◆ TEXTE PRÉSENTÉ ◆
-------
Elle y prend tellement goût que le curé et l’évêque doivent intervenir pour
qu’elles cessent ses activités caritatives.
La photo de M. Robert
Maurice déteste ses parents.
En fait, il en a honte. Son père est un petit commis. Sa sœur ainée, vu sa
ressemblance, est probablement la fille du patron de son père. Maurice en est
jaloux.
Le naïf
Autobiographie de l‘auteur :
comment devient-on un notaire alcoolique, dopé, repenti sur le tard.
Berthelot Brunet, c’est un
style, une certaine affèterie qui passe mal l’épreuve du temps, lorsque trop
appuyée. Tous ces personnages sont ce que Fréchette aurait appelé des
« originaux et détraqués » : le plus souvent, des monomaniaques.
Le récit s’ouvre souvent sur une réflexion. Plutôt qu’un pan de vie, c’est
l’existence au complet du personnage qui est mise en scène. Les chutes ne sont
pas toujours bien trouvées. « Le mariage blanc d'Armandine » et
« Le bâton de vieillesse » sont assez typiques de sa manière.
-------
◆ CONSIGNE ◆
Dites si chacune des affirmations suivantes correspond au texte présenté. Répondez par oui ou non, puis citez mot pour mot le passage qui permet de trancher.
1. Le père de Maurice est un petit commis.
2. Le récit s'ouvre souvent sur une description de paysage.
3. Les chutes sont toujours bien trouvées.
-------
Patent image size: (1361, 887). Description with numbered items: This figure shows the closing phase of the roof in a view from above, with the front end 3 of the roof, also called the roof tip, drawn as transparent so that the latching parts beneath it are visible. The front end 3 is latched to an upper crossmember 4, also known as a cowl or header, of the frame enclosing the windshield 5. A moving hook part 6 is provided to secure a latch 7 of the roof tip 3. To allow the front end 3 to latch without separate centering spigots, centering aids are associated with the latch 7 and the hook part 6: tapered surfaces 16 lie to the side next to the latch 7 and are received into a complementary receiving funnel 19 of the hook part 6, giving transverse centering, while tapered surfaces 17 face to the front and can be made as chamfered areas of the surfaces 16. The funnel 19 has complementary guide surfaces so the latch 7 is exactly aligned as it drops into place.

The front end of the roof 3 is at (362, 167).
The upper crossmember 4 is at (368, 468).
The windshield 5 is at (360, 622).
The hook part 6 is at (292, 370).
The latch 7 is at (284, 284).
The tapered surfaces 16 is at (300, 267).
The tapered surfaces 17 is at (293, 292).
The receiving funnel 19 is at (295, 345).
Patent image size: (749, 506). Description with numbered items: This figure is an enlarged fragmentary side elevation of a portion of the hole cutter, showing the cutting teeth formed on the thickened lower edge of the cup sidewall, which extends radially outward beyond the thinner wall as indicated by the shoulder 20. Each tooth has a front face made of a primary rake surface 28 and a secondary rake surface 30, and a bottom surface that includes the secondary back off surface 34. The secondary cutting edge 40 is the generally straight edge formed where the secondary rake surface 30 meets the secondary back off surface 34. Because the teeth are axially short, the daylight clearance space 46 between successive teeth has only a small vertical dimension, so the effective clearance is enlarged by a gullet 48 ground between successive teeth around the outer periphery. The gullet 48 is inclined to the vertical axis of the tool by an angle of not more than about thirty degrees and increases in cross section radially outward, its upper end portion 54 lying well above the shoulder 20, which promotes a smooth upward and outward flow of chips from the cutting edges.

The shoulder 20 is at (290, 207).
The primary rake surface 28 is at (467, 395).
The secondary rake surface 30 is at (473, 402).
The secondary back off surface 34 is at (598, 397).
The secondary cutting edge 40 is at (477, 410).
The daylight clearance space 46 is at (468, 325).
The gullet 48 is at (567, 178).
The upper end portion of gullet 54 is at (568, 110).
-------
◆ RÉPONSE ATTENDUE ◆
1. Oui : « Son père est un petit commis. »
2. Non : « Le récit s’ouvre souvent sur une réflexion. »
3. Non : « Les chutes ne sont pas toujours bien trouvées. »